Pull every line holding the string "Diego" from the records below.

-- Items start --

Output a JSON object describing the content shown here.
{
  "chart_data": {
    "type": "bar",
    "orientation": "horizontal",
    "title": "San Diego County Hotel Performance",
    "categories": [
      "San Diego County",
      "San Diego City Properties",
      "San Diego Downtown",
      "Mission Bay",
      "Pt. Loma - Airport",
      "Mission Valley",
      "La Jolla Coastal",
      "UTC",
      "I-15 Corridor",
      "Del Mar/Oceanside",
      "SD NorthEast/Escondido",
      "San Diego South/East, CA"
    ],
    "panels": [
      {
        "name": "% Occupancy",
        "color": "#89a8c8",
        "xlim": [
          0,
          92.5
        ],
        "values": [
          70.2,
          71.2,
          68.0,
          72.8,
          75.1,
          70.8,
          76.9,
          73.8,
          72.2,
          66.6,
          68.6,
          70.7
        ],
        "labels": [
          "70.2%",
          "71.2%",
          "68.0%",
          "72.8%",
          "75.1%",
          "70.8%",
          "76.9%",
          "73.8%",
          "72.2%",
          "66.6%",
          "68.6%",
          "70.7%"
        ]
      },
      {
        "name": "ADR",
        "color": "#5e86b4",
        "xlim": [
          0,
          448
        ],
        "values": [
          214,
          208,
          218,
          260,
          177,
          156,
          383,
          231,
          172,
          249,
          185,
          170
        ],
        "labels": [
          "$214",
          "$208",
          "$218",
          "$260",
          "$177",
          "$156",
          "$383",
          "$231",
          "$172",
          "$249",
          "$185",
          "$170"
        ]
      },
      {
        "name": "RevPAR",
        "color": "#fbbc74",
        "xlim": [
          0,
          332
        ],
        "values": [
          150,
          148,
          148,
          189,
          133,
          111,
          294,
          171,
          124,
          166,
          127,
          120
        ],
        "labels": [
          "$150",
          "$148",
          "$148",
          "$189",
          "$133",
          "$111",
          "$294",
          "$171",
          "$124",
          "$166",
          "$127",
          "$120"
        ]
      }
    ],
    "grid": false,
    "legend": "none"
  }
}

-- Items end --

_Expected answer_
    "title": "San Diego County Hotel Performance",
      "San Diego County",
      "San Diego City Properties",
      "San Diego Downtown",
      "San Diego South/East, CA"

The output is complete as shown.